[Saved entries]
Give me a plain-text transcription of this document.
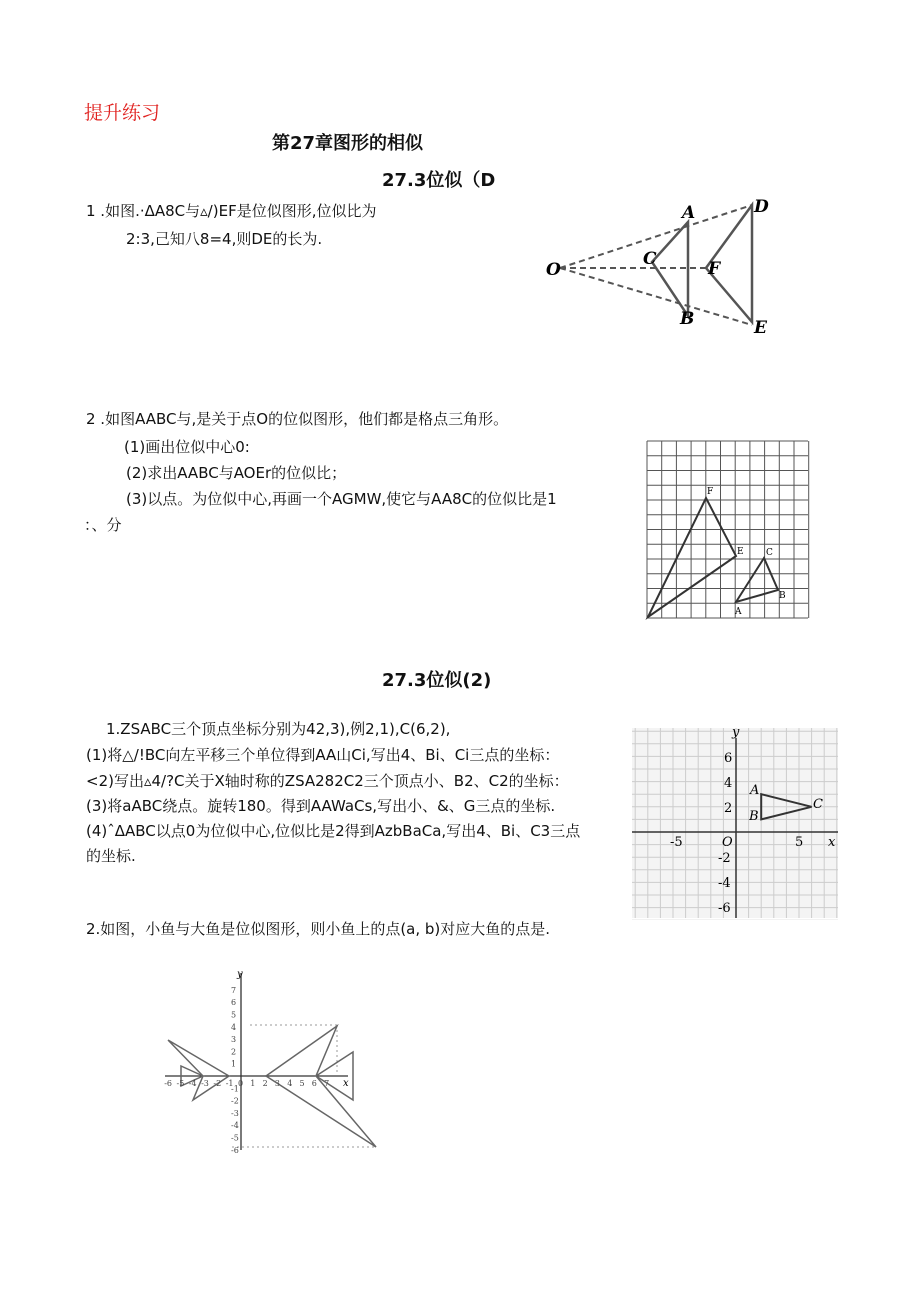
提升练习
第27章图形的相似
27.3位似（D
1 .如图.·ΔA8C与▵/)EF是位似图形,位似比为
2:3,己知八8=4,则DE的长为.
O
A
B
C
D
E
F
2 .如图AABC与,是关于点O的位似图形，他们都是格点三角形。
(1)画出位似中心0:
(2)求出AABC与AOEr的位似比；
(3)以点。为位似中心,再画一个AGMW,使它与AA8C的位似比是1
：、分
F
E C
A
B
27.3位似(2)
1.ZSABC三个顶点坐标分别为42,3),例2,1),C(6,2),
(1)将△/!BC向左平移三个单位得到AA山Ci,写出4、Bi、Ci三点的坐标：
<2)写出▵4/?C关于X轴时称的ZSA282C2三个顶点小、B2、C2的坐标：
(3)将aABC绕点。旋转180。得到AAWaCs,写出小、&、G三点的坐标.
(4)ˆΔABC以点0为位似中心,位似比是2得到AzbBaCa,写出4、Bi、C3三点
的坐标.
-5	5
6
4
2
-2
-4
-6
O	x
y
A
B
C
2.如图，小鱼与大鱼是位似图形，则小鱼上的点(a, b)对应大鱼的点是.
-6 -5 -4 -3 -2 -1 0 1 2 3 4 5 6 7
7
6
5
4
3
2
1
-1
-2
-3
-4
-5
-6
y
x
...
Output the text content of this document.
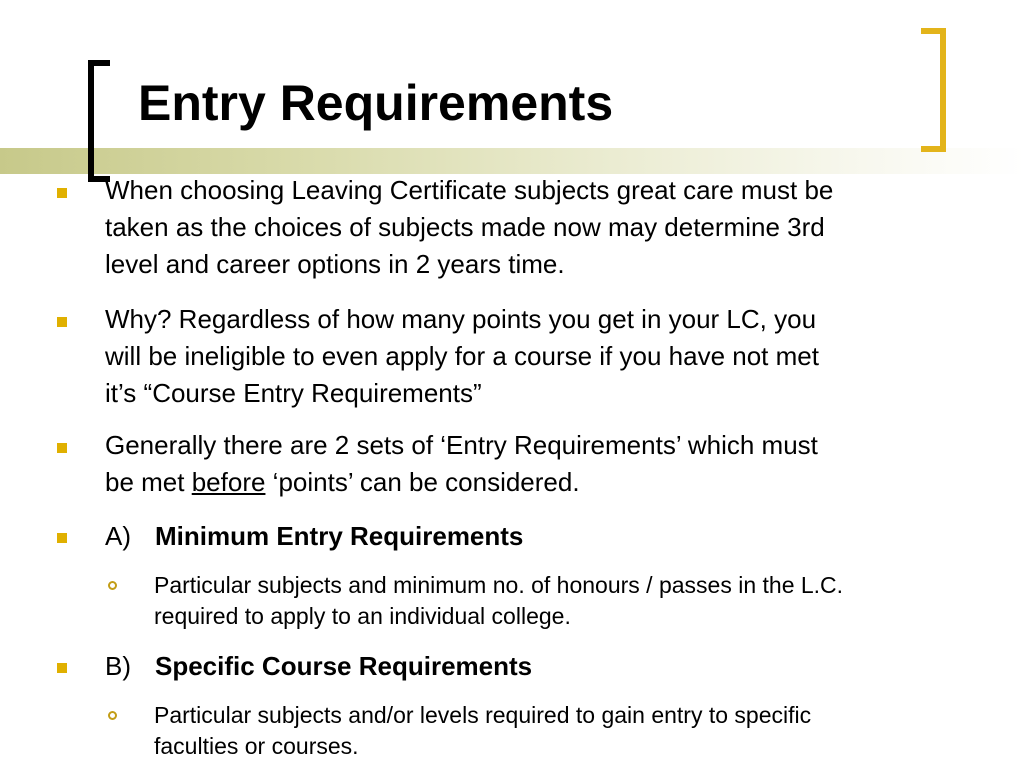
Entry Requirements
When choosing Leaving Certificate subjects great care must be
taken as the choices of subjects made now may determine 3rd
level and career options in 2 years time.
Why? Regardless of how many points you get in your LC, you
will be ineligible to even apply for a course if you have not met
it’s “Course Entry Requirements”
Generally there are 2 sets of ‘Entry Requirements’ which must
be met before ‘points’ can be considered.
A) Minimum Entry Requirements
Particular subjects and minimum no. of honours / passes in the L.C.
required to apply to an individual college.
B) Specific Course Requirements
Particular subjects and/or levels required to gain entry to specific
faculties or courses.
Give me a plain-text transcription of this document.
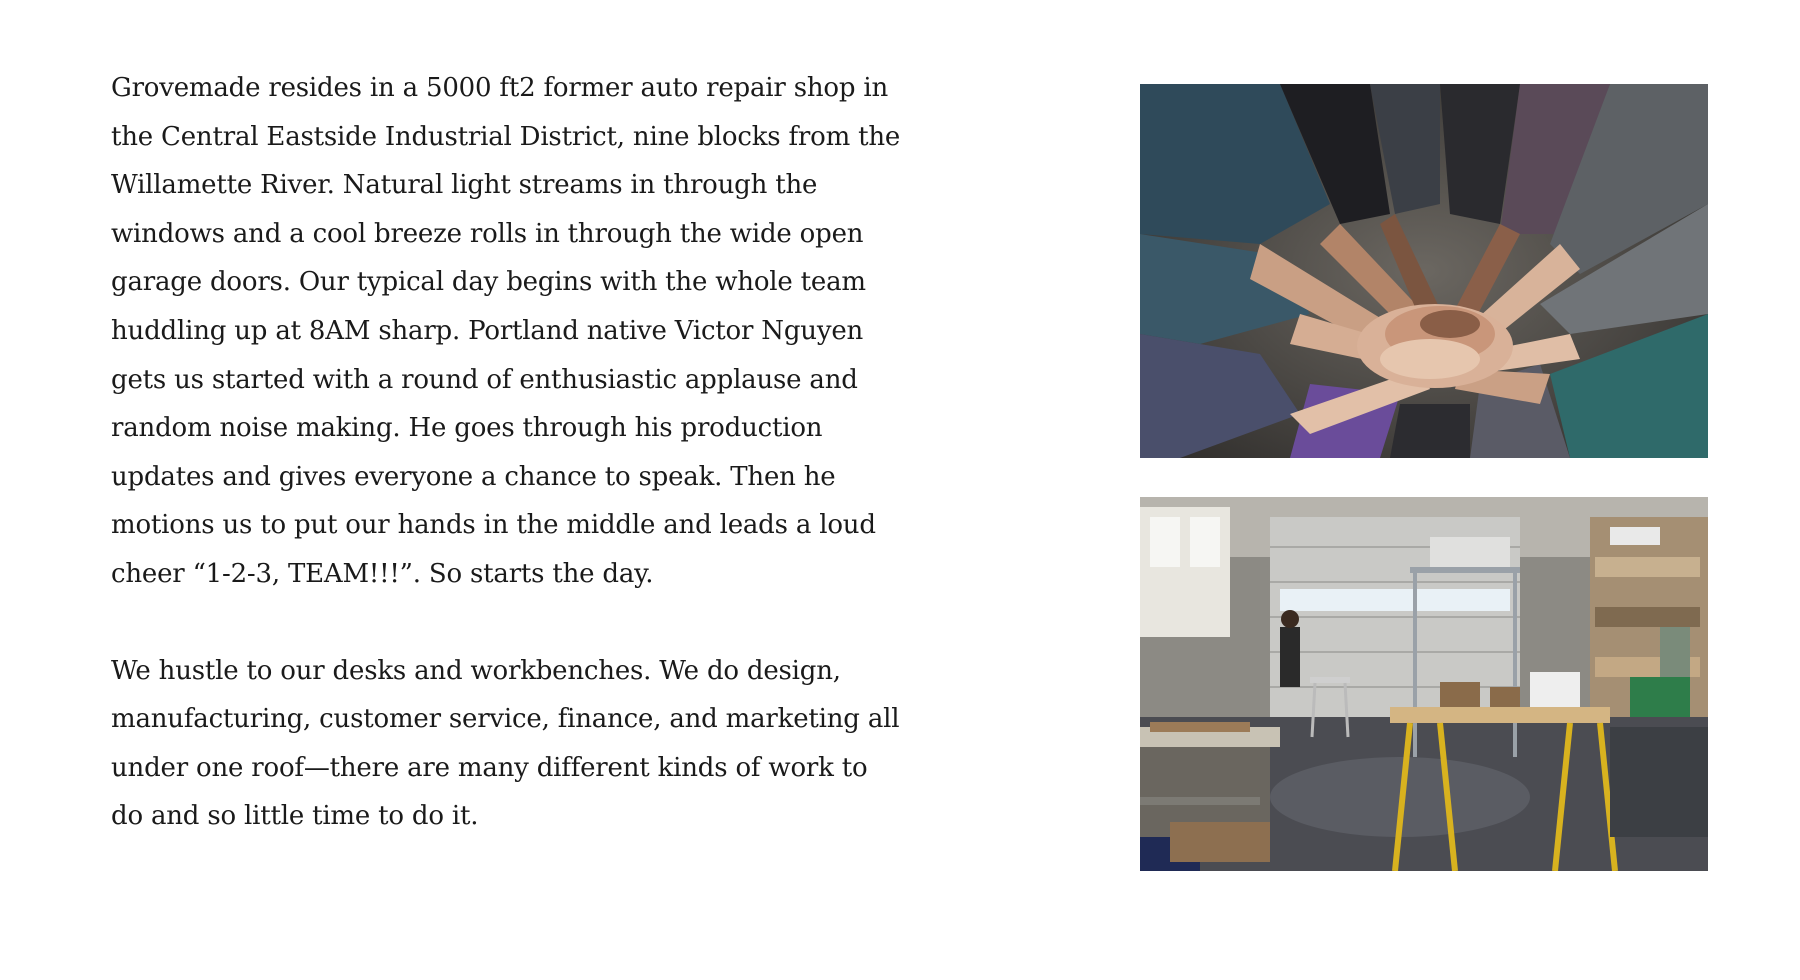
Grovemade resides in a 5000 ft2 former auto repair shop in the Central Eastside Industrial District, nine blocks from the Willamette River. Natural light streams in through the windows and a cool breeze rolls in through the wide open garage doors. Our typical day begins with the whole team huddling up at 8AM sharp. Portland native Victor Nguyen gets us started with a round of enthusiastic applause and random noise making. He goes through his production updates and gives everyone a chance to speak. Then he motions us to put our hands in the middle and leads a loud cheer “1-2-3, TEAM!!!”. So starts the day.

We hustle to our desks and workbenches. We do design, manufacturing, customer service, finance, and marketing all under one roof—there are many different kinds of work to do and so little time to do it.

- **AIM OF THE TASK**:
Determine how many lines of the entries above carry the string "Particular", and give that number alone.

- **OUTPUT OF THE EXERCISE**:
2